◆ **EXERCISE GOAL**: Please give the count of lines holding the string "tuyau" and nothing besides.

-- Begin --

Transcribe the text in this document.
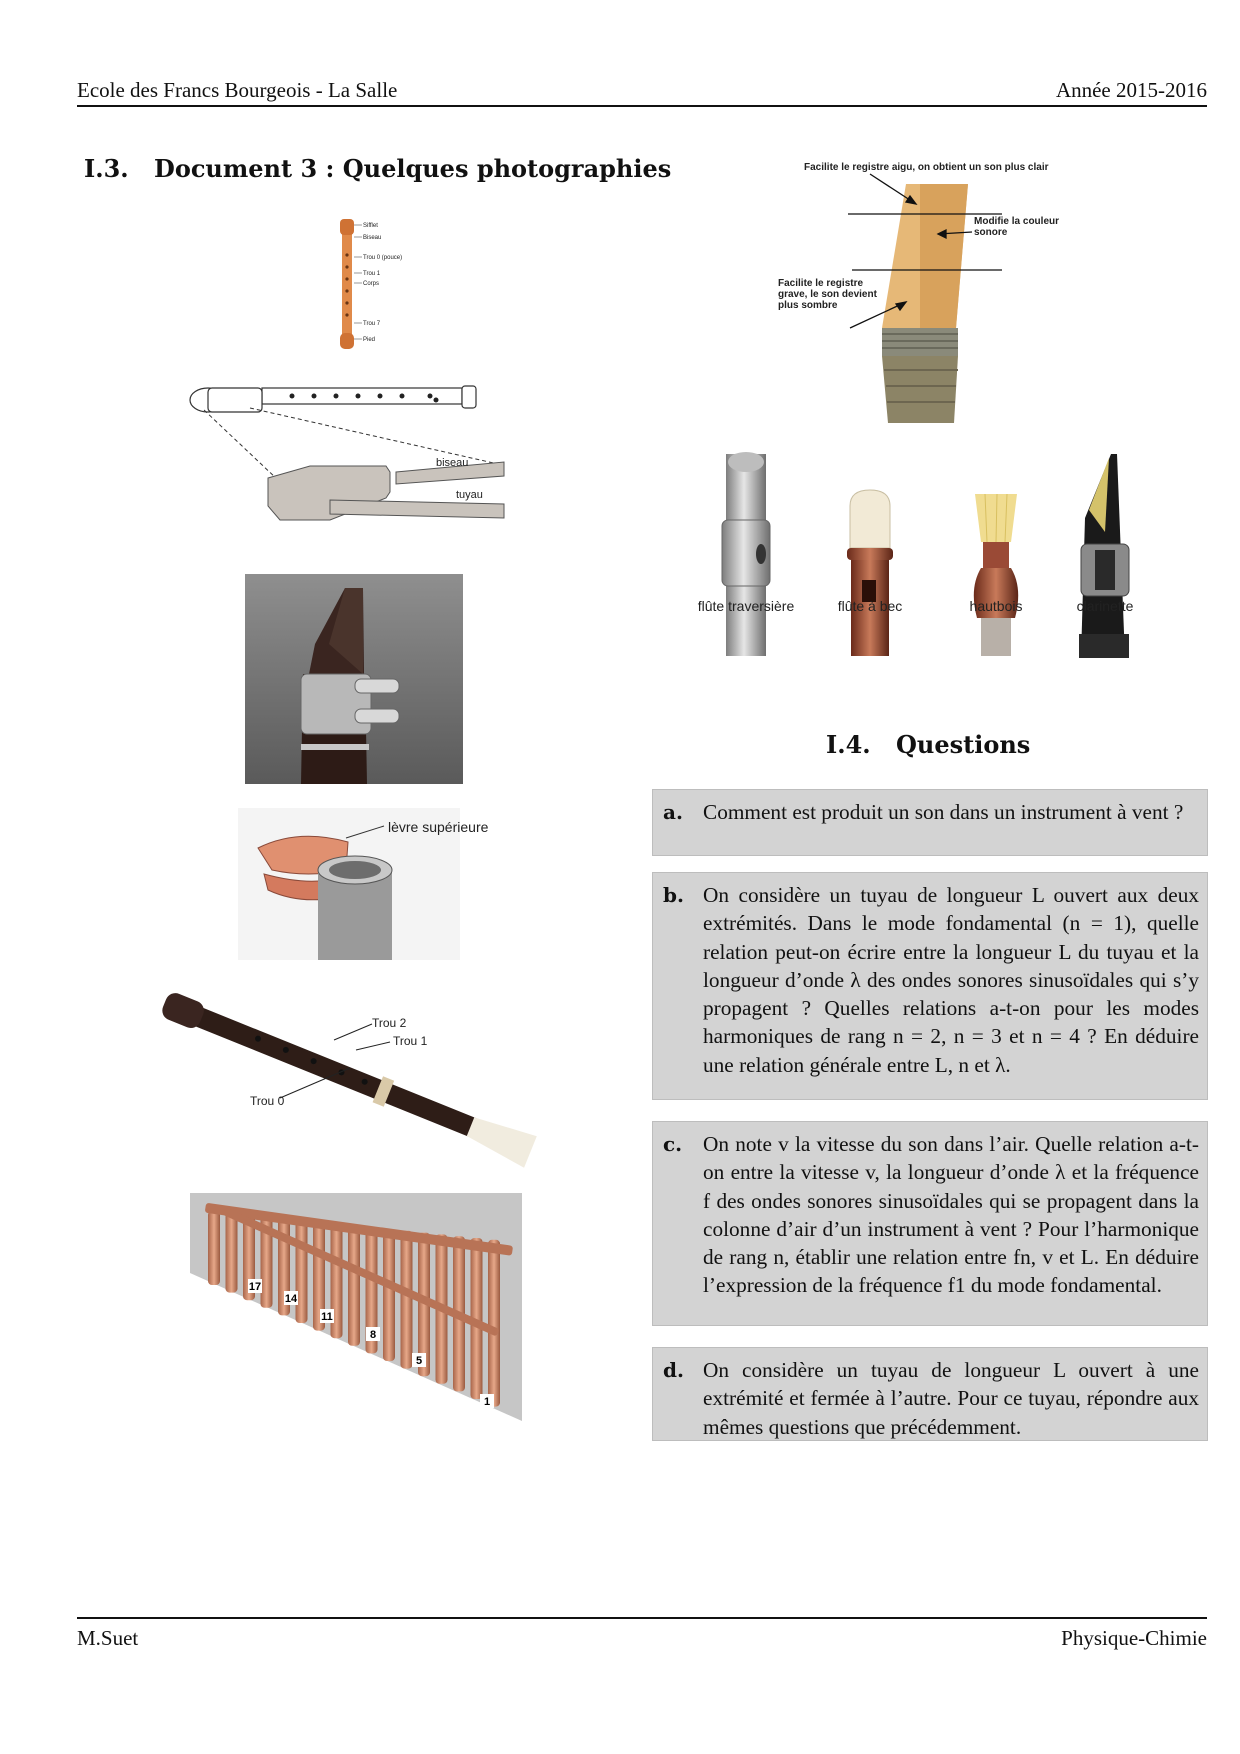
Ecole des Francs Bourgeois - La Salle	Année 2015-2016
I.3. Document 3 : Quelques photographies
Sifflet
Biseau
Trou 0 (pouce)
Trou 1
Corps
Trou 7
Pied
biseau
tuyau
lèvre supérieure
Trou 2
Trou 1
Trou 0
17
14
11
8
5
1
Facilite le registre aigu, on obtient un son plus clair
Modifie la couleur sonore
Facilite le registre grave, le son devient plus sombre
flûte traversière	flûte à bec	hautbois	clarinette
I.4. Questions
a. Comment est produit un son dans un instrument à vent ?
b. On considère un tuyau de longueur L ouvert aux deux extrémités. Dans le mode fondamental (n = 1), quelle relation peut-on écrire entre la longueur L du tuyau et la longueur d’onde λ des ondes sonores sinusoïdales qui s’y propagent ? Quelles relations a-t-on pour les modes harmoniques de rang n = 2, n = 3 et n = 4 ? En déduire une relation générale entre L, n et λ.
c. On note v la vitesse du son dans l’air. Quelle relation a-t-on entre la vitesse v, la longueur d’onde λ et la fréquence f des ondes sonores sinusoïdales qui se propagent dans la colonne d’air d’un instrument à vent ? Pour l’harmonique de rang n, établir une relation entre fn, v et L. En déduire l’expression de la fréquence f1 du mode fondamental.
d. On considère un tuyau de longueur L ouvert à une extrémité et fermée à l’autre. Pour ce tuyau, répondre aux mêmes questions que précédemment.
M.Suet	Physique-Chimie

-- End --
-- Begin --

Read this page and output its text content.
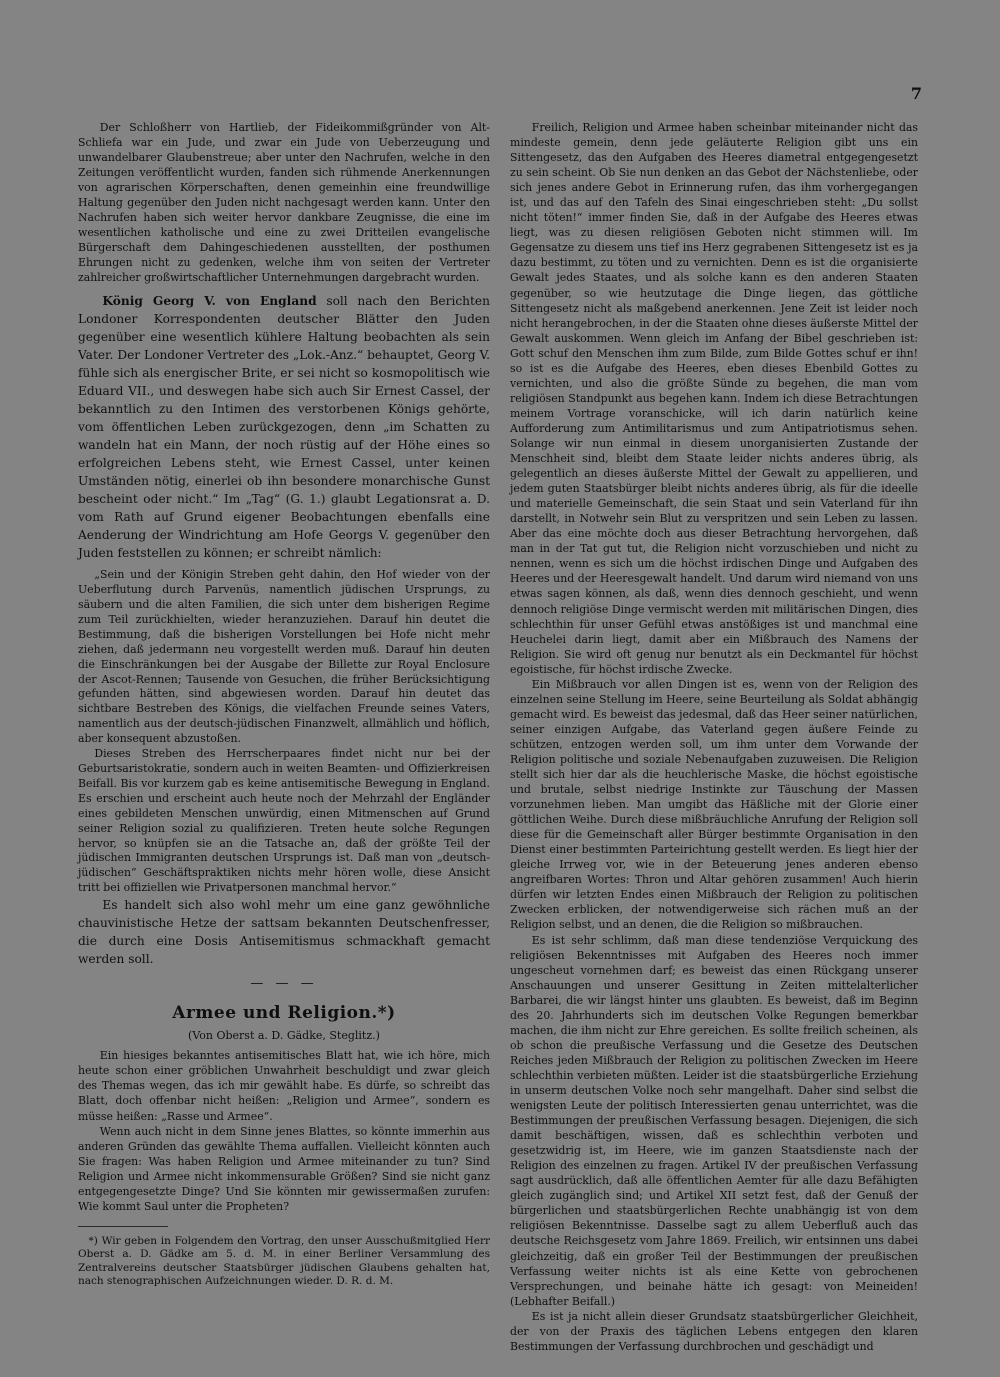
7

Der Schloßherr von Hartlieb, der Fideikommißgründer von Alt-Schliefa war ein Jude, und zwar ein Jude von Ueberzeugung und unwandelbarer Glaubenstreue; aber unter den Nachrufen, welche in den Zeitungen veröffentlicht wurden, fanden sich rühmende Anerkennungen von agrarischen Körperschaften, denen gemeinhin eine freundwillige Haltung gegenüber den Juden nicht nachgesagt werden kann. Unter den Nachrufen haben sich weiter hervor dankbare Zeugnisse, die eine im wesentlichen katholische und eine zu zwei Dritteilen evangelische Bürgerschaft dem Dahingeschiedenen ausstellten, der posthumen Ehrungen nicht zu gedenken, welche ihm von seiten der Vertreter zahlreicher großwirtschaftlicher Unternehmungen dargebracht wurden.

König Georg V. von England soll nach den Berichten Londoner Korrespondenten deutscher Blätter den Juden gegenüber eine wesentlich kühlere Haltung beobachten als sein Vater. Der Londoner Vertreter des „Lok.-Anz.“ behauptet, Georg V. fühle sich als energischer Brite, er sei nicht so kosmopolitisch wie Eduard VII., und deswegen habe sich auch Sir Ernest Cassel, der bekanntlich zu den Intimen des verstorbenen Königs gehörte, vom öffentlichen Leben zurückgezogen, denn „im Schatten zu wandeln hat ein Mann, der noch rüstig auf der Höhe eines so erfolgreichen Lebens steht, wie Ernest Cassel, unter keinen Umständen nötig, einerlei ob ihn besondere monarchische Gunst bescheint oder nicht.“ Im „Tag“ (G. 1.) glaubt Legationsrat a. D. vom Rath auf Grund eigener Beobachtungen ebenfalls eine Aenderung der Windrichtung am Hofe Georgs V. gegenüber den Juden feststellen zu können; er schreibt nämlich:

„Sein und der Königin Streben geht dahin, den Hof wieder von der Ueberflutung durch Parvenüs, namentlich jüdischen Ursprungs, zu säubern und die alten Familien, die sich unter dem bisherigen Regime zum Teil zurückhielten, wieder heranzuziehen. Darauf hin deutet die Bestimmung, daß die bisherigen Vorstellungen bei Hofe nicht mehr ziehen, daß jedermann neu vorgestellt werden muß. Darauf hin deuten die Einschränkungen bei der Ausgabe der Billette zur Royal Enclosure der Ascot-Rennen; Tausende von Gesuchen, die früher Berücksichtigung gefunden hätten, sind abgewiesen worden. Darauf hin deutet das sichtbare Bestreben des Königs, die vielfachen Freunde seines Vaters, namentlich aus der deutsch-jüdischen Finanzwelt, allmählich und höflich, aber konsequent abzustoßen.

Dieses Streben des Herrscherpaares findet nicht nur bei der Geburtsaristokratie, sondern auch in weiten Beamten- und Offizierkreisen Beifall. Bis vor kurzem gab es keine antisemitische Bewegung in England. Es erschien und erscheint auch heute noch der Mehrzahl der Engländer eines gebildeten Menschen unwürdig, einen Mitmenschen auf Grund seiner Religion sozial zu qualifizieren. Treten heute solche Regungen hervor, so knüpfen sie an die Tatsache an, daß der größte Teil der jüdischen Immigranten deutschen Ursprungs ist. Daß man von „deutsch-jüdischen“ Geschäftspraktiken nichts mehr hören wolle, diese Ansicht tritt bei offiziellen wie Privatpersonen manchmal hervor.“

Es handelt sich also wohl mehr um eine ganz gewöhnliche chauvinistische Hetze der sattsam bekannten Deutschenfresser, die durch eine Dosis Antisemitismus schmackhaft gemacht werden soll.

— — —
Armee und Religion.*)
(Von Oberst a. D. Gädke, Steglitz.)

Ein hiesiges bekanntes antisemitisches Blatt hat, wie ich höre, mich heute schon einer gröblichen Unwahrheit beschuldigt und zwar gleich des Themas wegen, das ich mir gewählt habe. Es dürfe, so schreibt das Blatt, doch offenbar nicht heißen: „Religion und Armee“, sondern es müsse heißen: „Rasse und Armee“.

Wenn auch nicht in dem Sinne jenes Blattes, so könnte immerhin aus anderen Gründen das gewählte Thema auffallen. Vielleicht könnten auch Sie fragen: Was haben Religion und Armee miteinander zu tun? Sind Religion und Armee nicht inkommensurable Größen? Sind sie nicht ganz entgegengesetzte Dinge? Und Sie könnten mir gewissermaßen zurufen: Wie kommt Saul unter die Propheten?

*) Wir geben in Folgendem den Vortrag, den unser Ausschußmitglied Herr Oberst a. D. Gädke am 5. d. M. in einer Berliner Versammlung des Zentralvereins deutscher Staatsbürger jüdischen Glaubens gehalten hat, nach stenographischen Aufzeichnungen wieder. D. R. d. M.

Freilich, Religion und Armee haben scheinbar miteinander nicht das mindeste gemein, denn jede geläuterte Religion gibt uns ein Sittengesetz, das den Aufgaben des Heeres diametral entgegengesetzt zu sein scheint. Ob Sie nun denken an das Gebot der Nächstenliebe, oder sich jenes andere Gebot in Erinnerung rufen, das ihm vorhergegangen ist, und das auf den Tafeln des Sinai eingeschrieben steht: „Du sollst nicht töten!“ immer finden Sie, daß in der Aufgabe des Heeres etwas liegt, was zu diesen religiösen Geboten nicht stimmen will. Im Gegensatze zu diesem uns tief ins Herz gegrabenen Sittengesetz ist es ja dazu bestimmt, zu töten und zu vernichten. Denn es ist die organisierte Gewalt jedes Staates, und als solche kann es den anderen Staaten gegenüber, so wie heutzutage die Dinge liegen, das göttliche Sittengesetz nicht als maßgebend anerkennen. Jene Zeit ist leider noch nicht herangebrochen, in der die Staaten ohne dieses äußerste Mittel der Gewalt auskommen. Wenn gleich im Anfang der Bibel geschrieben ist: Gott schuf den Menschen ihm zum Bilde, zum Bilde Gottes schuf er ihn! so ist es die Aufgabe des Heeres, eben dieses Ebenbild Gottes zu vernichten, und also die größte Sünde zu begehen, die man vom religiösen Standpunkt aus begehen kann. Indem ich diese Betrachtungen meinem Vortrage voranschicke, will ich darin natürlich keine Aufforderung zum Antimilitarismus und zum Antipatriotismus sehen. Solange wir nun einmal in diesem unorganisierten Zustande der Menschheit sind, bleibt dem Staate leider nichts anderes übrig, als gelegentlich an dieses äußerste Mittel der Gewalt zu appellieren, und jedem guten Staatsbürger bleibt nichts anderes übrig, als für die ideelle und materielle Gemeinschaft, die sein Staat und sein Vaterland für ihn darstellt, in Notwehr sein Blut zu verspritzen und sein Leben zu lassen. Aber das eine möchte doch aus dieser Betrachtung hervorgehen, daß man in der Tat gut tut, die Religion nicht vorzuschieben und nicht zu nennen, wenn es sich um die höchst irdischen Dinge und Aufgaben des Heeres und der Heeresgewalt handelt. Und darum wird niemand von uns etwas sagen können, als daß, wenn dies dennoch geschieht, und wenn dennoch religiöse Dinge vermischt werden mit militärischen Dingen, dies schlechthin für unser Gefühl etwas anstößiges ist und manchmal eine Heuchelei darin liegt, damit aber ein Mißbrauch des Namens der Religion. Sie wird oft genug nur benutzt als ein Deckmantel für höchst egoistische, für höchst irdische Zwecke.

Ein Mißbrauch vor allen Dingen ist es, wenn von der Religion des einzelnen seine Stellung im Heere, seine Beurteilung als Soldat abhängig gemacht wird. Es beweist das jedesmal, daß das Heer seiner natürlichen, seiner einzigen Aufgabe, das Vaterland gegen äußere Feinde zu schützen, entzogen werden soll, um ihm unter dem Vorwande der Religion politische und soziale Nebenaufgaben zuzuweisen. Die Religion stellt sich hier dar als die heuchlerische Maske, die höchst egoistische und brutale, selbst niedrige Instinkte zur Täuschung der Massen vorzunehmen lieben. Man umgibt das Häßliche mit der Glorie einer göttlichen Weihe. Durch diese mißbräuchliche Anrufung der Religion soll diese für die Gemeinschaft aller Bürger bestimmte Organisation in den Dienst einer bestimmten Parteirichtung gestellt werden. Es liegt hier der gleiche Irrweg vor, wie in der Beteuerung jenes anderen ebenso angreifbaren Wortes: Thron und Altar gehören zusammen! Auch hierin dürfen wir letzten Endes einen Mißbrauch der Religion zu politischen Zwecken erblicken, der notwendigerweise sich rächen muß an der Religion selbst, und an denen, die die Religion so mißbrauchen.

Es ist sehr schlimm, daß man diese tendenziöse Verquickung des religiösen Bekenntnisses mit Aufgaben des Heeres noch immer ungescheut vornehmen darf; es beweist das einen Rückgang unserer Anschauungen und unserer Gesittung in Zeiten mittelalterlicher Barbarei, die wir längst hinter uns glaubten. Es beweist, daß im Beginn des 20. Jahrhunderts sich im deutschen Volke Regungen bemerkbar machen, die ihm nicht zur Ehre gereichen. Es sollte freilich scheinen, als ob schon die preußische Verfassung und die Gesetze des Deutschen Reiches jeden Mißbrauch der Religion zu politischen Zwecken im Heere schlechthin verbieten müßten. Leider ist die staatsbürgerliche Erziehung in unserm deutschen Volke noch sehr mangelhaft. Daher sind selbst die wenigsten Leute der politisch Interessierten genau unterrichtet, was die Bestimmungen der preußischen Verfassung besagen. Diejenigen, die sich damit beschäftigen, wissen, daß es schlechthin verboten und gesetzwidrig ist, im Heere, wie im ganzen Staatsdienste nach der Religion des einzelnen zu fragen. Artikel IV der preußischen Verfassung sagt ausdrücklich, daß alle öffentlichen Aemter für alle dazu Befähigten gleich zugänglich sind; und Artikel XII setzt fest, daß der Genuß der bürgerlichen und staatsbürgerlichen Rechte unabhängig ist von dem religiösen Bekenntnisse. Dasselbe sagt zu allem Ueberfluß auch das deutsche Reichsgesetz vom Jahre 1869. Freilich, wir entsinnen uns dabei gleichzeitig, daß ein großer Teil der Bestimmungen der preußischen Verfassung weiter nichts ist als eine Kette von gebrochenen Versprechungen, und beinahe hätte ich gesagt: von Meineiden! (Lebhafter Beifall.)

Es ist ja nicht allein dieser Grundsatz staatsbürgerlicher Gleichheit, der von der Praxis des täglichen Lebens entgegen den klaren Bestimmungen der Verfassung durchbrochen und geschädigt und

-- End --

◆ **TASK RESPONSE**: 3